(THE TASK)
Every record that follows should be printed verbatim.

(EXERCISE INPUT)
# # #
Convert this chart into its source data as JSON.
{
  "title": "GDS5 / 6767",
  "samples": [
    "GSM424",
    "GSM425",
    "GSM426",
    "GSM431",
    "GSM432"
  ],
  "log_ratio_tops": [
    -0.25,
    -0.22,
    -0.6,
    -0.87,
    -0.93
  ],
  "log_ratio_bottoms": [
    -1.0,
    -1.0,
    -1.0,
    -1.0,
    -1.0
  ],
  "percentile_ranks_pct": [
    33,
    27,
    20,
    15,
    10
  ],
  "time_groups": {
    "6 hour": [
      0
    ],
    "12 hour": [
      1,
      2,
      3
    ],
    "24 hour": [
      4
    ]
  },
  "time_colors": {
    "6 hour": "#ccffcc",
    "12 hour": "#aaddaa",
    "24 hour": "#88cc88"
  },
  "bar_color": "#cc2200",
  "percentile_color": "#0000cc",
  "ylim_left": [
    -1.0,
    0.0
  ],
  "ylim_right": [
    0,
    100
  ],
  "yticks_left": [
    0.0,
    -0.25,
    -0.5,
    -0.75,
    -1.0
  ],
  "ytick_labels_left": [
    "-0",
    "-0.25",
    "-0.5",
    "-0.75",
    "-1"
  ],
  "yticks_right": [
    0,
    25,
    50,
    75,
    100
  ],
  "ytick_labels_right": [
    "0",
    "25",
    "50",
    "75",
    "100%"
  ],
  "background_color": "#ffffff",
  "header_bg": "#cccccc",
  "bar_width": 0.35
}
# # #
(EXERCISE RESULT)
Convert this chart into its source data as JSON.
{
  "title": "GDS5 / 6767",
  "samples": [
    "GSM424",
    "GSM425",
    "GSM426",
    "GSM431",
    "GSM432"
  ],
  "log_ratio_tops": [
    -0.25,
    -0.22,
    -0.6,
    -0.87,
    -0.93
  ],
  "log_ratio_bottoms": [
    -1.0,
    -1.0,
    -1.0,
    -1.0,
    -1.0
  ],
  "percentile_ranks_pct": [
    33,
    27,
    20,
    15,
    10
  ],
  "time_groups": {
    "6 hour": [
      0
    ],
    "12 hour": [
      1,
      2,
      3
    ],
    "24 hour": [
      4
    ]
  },
  "time_colors": {
    "6 hour": "#ccffcc",
    "12 hour": "#aaddaa",
    "24 hour": "#88cc88"
  },
  "bar_color": "#cc2200",
  "percentile_color": "#0000cc",
  "ylim_left": [
    -1.0,
    0.0
  ],
  "ylim_right": [
    0,
    100
  ],
  "yticks_left": [
    0.0,
    -0.25,
    -0.5,
    -0.75,
    -1.0
  ],
  "ytick_labels_left": [
    "-0",
    "-0.25",
    "-0.5",
    "-0.75",
    "-1"
  ],
  "yticks_right": [
    0,
    25,
    50,
    75,
    100
  ],
  "ytick_labels_right": [
    "0",
    "25",
    "50",
    "75",
    "100%"
  ],
  "background_color": "#ffffff",
  "header_bg": "#cccccc",
  "bar_width": 0.35
}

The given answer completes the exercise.